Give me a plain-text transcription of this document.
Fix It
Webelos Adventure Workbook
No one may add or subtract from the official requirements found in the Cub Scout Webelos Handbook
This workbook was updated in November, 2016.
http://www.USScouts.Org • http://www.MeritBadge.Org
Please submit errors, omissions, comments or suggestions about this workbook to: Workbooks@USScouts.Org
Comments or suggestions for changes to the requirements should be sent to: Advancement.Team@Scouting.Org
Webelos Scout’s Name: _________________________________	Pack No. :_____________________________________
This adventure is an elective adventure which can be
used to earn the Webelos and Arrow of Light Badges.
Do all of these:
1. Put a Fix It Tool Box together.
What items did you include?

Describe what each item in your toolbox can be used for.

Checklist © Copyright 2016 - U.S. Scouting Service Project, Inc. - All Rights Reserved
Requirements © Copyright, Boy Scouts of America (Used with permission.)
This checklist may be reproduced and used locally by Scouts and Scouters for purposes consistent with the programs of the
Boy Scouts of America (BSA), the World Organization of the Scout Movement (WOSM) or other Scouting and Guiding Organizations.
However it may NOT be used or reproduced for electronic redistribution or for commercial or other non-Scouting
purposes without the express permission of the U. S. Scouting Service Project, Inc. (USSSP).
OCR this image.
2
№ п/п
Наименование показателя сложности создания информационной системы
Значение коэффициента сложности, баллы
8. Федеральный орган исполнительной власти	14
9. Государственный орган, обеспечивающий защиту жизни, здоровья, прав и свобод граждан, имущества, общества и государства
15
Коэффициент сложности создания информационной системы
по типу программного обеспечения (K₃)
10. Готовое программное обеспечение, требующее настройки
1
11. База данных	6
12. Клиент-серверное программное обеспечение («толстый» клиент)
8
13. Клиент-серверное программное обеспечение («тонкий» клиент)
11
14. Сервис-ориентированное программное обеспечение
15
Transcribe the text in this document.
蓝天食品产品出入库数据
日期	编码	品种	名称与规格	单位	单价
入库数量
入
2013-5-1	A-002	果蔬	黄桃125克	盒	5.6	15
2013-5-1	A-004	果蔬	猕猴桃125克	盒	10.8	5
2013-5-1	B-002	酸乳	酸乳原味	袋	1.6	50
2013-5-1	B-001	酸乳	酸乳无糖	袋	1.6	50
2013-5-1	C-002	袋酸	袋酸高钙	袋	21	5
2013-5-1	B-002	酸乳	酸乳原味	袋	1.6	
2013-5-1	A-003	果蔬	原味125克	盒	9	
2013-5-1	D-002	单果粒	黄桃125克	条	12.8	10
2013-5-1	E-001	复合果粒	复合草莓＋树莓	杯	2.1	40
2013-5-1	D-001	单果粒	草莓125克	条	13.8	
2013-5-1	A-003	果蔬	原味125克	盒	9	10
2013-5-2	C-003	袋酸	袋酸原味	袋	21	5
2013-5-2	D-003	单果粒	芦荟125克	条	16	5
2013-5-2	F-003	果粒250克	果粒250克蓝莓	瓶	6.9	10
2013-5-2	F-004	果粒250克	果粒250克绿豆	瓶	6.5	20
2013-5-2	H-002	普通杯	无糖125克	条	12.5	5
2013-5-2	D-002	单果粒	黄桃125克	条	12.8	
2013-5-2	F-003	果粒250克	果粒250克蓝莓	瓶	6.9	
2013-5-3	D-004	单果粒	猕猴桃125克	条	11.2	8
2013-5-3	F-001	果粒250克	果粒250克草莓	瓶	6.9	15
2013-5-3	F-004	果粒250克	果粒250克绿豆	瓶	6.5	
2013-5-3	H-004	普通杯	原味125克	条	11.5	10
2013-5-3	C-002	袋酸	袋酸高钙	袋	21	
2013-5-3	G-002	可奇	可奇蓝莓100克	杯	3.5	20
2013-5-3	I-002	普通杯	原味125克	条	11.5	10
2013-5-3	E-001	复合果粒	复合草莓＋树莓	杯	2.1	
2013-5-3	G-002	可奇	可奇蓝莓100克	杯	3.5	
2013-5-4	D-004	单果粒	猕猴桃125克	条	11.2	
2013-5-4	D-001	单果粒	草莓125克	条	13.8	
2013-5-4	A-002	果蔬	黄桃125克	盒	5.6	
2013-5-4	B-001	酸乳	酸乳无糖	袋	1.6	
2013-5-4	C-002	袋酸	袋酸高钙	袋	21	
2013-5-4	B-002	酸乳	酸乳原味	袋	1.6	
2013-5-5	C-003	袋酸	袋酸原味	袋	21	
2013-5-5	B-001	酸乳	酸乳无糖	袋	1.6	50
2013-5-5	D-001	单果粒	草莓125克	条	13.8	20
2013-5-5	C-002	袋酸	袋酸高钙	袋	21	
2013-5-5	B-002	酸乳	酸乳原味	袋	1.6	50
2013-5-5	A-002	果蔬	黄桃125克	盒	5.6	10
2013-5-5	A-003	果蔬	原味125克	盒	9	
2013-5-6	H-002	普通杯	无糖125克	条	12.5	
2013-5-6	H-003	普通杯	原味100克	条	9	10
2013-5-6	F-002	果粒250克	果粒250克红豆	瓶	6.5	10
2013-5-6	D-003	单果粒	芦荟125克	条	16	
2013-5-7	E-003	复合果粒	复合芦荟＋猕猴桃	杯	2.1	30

▸ GIVEN EXERCISE:
Return the lines of the records that include the string "клиент".

▸ TASK RESULT:
12. Клиент-серверное программное обеспечение («толстый» клиент)
13. Клиент-серверное программное обеспечение («тонкий» клиент)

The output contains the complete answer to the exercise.